▸ RECORDS SUPPLIED
========================================================================

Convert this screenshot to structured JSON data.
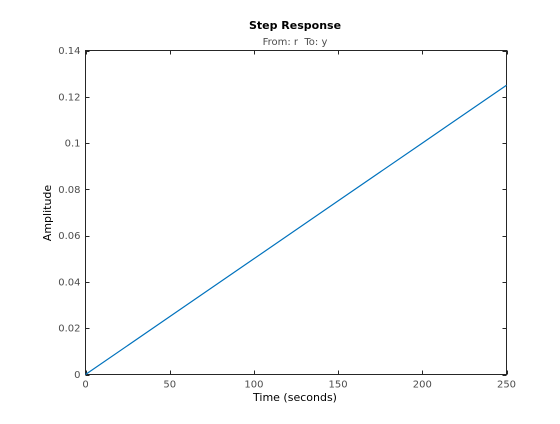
{
  "chart_data": {
    "type": "line",
    "title": "Step Response",
    "subtitle": "From: r  To: y",
    "xlabel": "Time (seconds)",
    "ylabel": "Amplitude",
    "xlim": [
      0,
      250
    ],
    "ylim": [
      0,
      0.14
    ],
    "xticks": [
      0,
      50,
      100,
      150,
      200,
      250
    ],
    "yticks": [
      0,
      0.02,
      0.04,
      0.06,
      0.08,
      0.1,
      0.12,
      0.14
    ],
    "xtick_labels": [
      "0",
      "50",
      "100",
      "150",
      "200",
      "250"
    ],
    "ytick_labels": [
      "0",
      "0.02",
      "0.04",
      "0.06",
      "0.08",
      "0.1",
      "0.12",
      "0.14"
    ],
    "grid": false,
    "series": [
      {
        "x": [
          0,
          50,
          100,
          150,
          200,
          250
        ],
        "y": [
          0,
          0.025,
          0.05,
          0.075,
          0.1,
          0.125
        ],
        "color": "#0072BD"
      }
    ],
    "colors": {
      "axis": "#262626",
      "tick_text": "#4d4d4d"
    }
  }
}
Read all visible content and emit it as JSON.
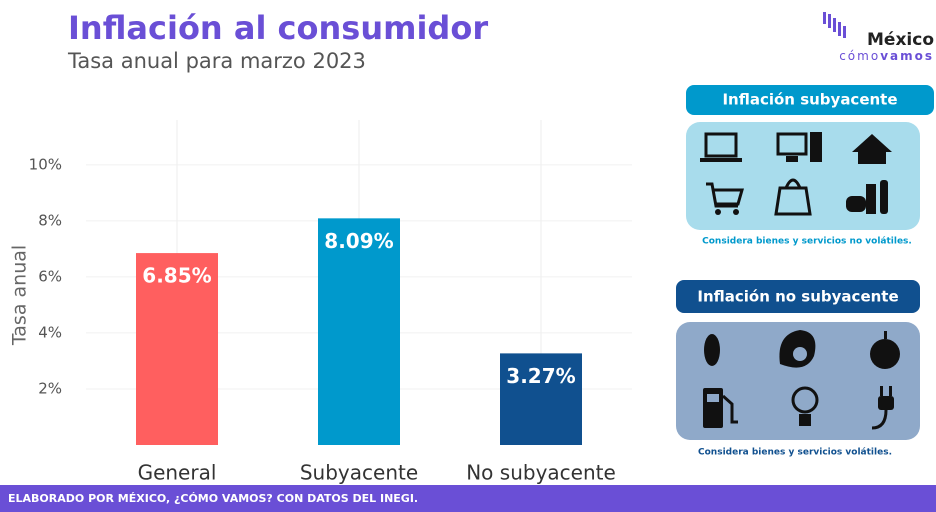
{
  "chart_data": {
    "type": "bar",
    "title": "Inflación al consumidor",
    "subtitle": "Tasa anual para marzo 2023",
    "y_label": "Tasa anual",
    "categories": [
      "General",
      "Subyacente",
      "No subyacente"
    ],
    "values": [
      6.85,
      8.09,
      3.27
    ],
    "value_labels": [
      "6.85%",
      "8.09%",
      "3.27%"
    ],
    "colors": [
      "#ff5f5f",
      "#0099cc",
      "#10508f"
    ],
    "ylim": [
      0,
      11.6
    ],
    "yticks": [
      {
        "value": 2,
        "label": "2%"
      },
      {
        "value": 4,
        "label": "4%"
      },
      {
        "value": 6,
        "label": "6%"
      },
      {
        "value": 8,
        "label": "8%"
      },
      {
        "value": 10,
        "label": "10%"
      }
    ],
    "grid": true
  },
  "logo": {
    "name": "México",
    "tag1": "cómo",
    "tag2": "vamos"
  },
  "panels": [
    {
      "title": "Inflación subyacente",
      "note": "Considera bienes y servicios no volátiles."
    },
    {
      "title": "Inflación no subyacente",
      "note": "Considera bienes y servicios volátiles."
    }
  ],
  "footer": "ELABORADO POR MÉXICO, ¿CÓMO VAMOS? CON DATOS DEL INEGI."
}
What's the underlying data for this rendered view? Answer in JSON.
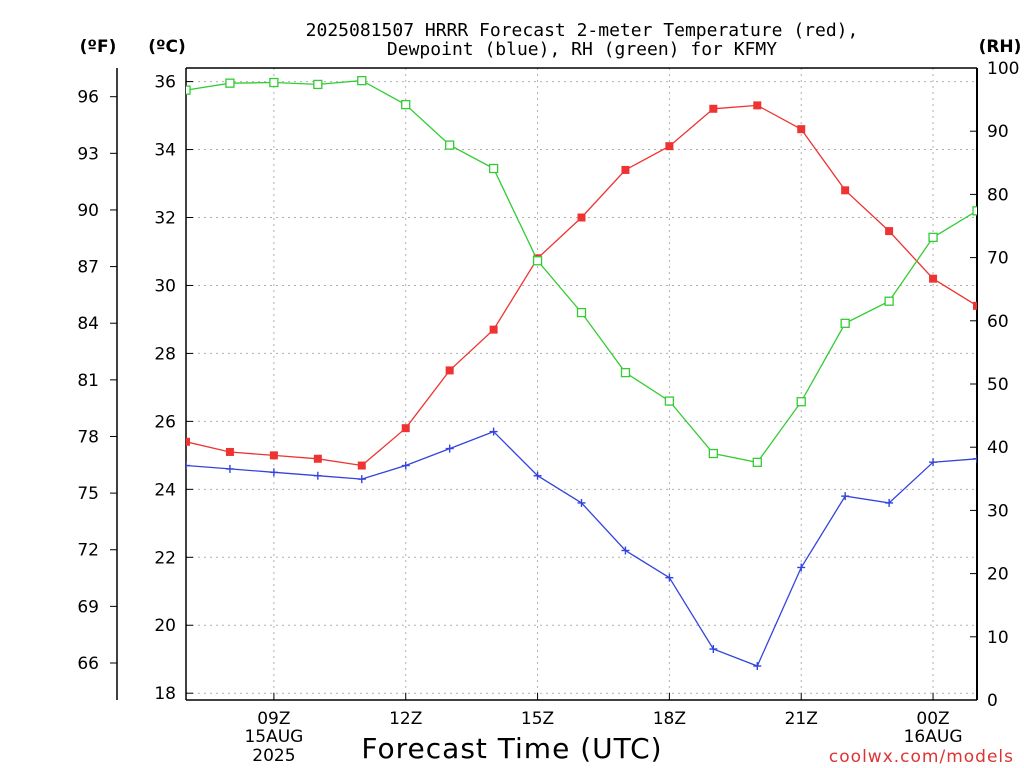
{
  "chart_data": {
    "type": "line",
    "title_line1": "2025081507 HRRR Forecast 2-meter Temperature (red),",
    "title_line2": "Dewpoint (blue), RH (green) for KFMY",
    "xlabel": "Forecast Time (UTC)",
    "units": {
      "fahrenheit": "(ºF)",
      "celsius": "(ºC)",
      "rh": "(RH)"
    },
    "credit": "coolwx.com/models",
    "grid": true,
    "x": [
      7,
      8,
      9,
      10,
      11,
      12,
      13,
      14,
      15,
      16,
      17,
      18,
      19,
      20,
      21,
      22,
      23,
      24,
      25
    ],
    "xlim": [
      7,
      25
    ],
    "x_ticks": [
      {
        "x": 9,
        "label": "09Z",
        "sub1": "15AUG",
        "sub2": "2025"
      },
      {
        "x": 12,
        "label": "12Z",
        "sub1": "",
        "sub2": ""
      },
      {
        "x": 15,
        "label": "15Z",
        "sub1": "",
        "sub2": ""
      },
      {
        "x": 18,
        "label": "18Z",
        "sub1": "",
        "sub2": ""
      },
      {
        "x": 21,
        "label": "21Z",
        "sub1": "",
        "sub2": ""
      },
      {
        "x": 24,
        "label": "00Z",
        "sub1": "16AUG",
        "sub2": ""
      }
    ],
    "celsius_axis": {
      "lim": [
        17.8,
        36.4
      ],
      "ticks": [
        18,
        20,
        22,
        24,
        26,
        28,
        30,
        32,
        34,
        36
      ]
    },
    "fahrenheit_ticks": [
      66,
      69,
      72,
      75,
      78,
      81,
      84,
      87,
      90,
      93,
      96
    ],
    "rh_axis": {
      "lim": [
        0,
        100
      ],
      "ticks": [
        0,
        10,
        20,
        30,
        40,
        50,
        60,
        70,
        80,
        90,
        100
      ]
    },
    "series": [
      {
        "name": "Temperature",
        "axis": "celsius",
        "color": "#ee3333",
        "marker": "filled-square",
        "values": [
          25.4,
          25.1,
          25.0,
          24.9,
          24.7,
          25.8,
          27.5,
          28.7,
          30.8,
          32.0,
          33.4,
          34.1,
          35.2,
          35.3,
          34.6,
          32.8,
          31.6,
          30.2,
          29.4
        ]
      },
      {
        "name": "Dewpoint",
        "axis": "celsius",
        "color": "#3344dd",
        "marker": "plus",
        "values": [
          24.7,
          24.6,
          24.5,
          24.4,
          24.3,
          24.7,
          25.2,
          25.7,
          24.4,
          23.6,
          22.2,
          21.4,
          19.3,
          18.8,
          21.7,
          23.8,
          23.6,
          24.8,
          24.9
        ]
      },
      {
        "name": "RH",
        "axis": "rh",
        "color": "#33cc33",
        "marker": "open-square",
        "values": [
          96.5,
          97.6,
          97.7,
          97.4,
          98.0,
          94.2,
          87.8,
          84.1,
          69.5,
          61.3,
          51.8,
          47.3,
          39.0,
          37.6,
          47.2,
          59.6,
          63.1,
          73.2,
          77.4
        ]
      }
    ]
  }
}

========================================================================

▸ THE TASK
Find "xlabel". Copy every line it occurs in.

▸ PROBLEM SOLUTION
    "xlabel": "Time (seconds)",
    "xlabel": "Forecast Time (UTC)",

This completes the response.